Stored data
# # # # #

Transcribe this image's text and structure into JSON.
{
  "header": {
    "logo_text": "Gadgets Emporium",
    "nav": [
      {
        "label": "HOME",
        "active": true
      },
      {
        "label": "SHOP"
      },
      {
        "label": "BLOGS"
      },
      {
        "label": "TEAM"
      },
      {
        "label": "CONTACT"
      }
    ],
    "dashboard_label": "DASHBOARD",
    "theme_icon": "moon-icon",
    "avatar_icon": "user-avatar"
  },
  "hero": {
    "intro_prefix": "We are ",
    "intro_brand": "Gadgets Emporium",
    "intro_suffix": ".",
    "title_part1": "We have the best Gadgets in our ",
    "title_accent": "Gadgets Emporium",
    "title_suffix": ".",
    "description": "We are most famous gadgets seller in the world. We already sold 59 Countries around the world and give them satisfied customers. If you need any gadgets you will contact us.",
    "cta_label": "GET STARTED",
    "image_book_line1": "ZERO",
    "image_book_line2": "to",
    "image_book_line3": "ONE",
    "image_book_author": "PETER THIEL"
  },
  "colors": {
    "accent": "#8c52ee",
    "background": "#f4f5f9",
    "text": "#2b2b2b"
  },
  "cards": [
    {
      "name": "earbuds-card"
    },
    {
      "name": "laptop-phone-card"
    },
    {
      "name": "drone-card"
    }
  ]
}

# # # # #

**TASK**
Give all of the entries again, word for word.

**TASK OUTPUT**
Transcribe this image's text and structure into JSON.
{
  "header": {
    "logo_text": "Gadgets Emporium",
    "nav": [
      {
        "label": "HOME",
        "active": true
      },
      {
        "label": "SHOP"
      },
      {
        "label": "BLOGS"
      },
      {
        "label": "TEAM"
      },
      {
        "label": "CONTACT"
      }
    ],
    "dashboard_label": "DASHBOARD",
    "theme_icon": "moon-icon",
    "avatar_icon": "user-avatar"
  },
  "hero": {
    "intro_prefix": "We are ",
    "intro_brand": "Gadgets Emporium",
    "intro_suffix": ".",
    "title_part1": "We have the best Gadgets in our ",
    "title_accent": "Gadgets Emporium",
    "title_suffix": ".",
    "description": "We are most famous gadgets seller in the world. We already sold 59 Countries around the world and give them satisfied customers. If you need any gadgets you will contact us.",
    "cta_label": "GET STARTED",
    "image_book_line1": "ZERO",
    "image_book_line2": "to",
    "image_book_line3": "ONE",
    "image_book_author": "PETER THIEL"
  },
  "colors": {
    "accent": "#8c52ee",
    "background": "#f4f5f9",
    "text": "#2b2b2b"
  },
  "cards": [
    {
      "name": "earbuds-card"
    },
    {
      "name": "laptop-phone-card"
    },
    {
      "name": "drone-card"
    }
  ]
}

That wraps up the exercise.